Text section:

The Female Grotesque (LIT4391.01)

Camille Guthrie

In this class, we will read prose that engages with the Female Grotesque, a subgenre of the Gothic and Grotesque in literature, art, and performance. Readers of the Female Grotesque may experience repulsion and fascination, as the genre reveals how women have been traditionally represented as both abject and ideal. Our focus will be on fiction: novels and short stories. (I cannot resist adding a few poems, as well.) In order to provide a critical framework for these texts, we will also read women’s, gender, and sexuality studies; queer theory; film studies; monster theory; philosophy; and cultural theory. In addition, we will research female performance artists. The assignments will consist of critical essays about these short stories and novels, and students will have the option to write about films, TV shows, performance art, and art. (We will not do creative writing.)

Exercise:
Return the passage of the Female Grotesque course description from "Camille Guthrie" up to and including "do creative writing.)", copied word for word.

Available data:
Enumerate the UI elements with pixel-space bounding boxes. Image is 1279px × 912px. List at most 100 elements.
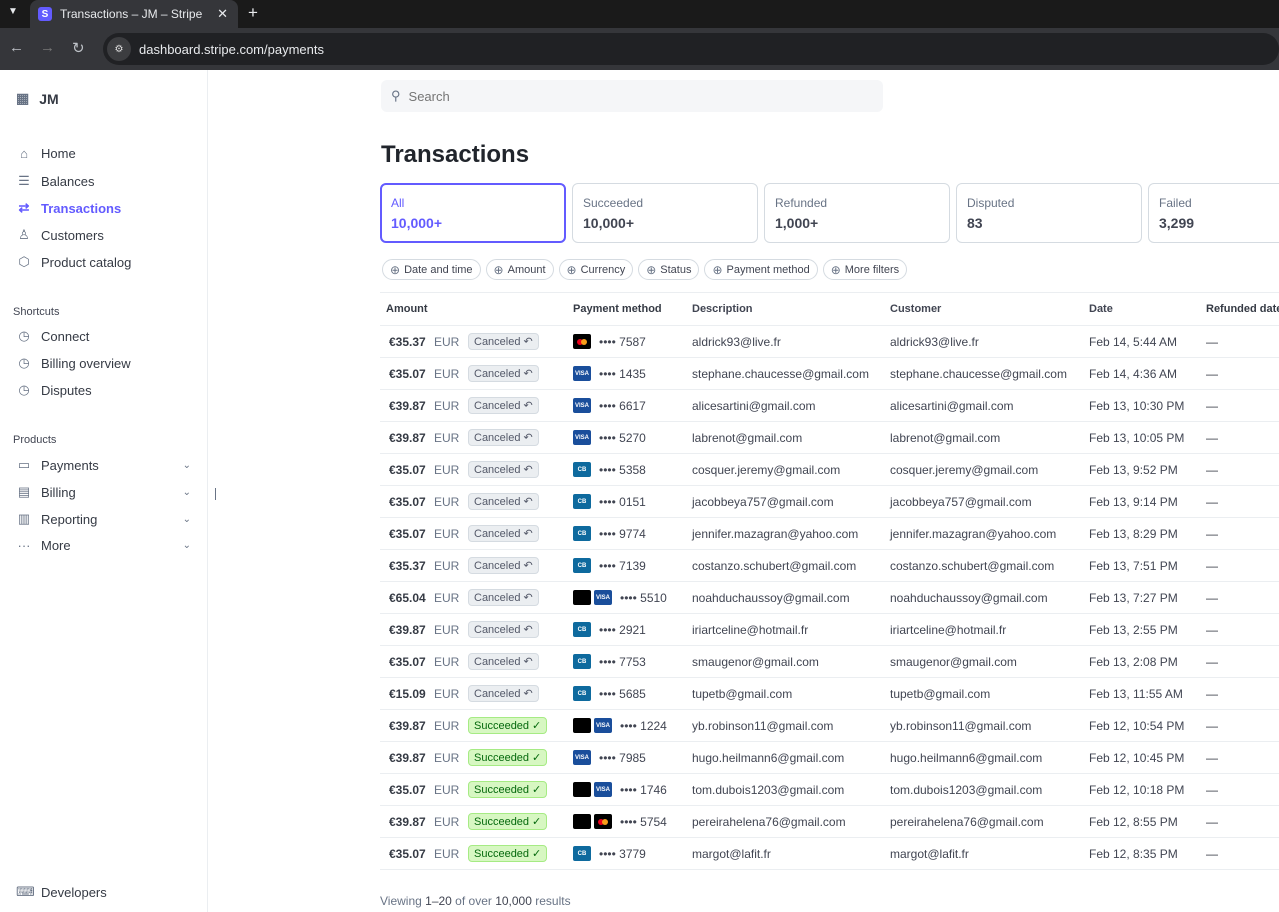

Solved exercise:
Camille Guthrie

In this class, we will read prose that engages with the Female Grotesque, a subgenre of the Gothic and Grotesque in literature, art, and performance. Readers of the Female Grotesque may experience repulsion and fascination, as the genre reveals how women have been traditionally represented as both abject and ideal. Our focus will be on fiction: novels and short stories. (I cannot resist adding a few poems, as well.) In order to provide a critical framework for these texts, we will also read women’s, gender, and sexuality studies; queer theory; film studies; monster theory; philosophy; and cultural theory. In addition, we will research female performance artists. The assignments will consist of critical essays about these short stories and novels, and students will have the option to write about films, TV shows, performance art, and art. (We will not do creative writing.)